start Data provided
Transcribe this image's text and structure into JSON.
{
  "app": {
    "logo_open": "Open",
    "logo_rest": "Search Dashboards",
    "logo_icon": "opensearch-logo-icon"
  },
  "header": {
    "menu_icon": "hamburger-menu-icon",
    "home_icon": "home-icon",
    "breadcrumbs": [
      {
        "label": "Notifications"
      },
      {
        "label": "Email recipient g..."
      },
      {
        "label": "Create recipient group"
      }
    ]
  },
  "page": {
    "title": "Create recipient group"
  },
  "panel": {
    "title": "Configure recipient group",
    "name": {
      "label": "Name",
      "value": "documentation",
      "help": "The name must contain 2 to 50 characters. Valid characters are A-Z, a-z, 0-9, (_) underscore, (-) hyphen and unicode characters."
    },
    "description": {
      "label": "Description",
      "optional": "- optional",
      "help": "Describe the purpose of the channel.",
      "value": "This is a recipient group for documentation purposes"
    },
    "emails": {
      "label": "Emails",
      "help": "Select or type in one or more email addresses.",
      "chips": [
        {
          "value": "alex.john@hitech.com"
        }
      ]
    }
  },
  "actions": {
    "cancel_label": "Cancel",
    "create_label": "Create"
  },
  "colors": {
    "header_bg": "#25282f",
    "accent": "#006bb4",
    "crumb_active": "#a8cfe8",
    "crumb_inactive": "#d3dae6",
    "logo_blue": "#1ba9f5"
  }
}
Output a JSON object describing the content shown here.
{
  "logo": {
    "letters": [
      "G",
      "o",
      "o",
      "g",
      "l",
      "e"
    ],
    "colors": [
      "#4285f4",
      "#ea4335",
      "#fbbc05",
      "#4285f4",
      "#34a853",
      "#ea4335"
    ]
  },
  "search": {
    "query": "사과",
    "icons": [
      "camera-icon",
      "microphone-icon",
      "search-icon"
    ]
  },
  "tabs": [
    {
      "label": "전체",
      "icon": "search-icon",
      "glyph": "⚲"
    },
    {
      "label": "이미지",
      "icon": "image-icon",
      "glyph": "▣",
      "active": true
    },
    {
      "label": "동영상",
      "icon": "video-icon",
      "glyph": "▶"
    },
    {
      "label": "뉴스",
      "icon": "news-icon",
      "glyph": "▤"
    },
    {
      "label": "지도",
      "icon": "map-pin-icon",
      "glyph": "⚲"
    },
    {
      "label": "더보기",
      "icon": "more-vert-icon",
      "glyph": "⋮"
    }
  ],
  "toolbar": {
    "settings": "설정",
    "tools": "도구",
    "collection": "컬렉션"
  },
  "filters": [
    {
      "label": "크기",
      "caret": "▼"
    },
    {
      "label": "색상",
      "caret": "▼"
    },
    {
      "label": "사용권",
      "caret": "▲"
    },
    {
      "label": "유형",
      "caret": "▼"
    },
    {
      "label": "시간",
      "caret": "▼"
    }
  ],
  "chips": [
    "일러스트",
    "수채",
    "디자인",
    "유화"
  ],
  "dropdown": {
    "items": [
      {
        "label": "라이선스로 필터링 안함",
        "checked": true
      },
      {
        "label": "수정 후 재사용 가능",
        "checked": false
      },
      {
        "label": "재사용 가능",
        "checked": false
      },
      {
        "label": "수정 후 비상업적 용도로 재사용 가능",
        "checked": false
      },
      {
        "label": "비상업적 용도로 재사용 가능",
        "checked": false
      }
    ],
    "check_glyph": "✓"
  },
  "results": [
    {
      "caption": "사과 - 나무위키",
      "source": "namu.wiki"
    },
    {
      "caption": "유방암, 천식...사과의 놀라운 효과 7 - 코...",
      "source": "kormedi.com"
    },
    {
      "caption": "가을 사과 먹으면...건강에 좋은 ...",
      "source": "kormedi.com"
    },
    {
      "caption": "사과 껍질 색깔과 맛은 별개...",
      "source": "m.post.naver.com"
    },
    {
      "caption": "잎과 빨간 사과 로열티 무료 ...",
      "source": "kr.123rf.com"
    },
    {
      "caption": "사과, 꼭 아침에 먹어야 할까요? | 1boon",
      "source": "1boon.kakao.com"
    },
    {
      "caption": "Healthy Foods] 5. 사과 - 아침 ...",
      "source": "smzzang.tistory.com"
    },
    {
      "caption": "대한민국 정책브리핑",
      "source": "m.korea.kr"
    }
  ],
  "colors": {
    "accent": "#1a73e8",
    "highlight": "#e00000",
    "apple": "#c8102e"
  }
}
end Data provided
*Given problem*. Say how many lines in this material hold "title", and say nothing else.

*Response*. 2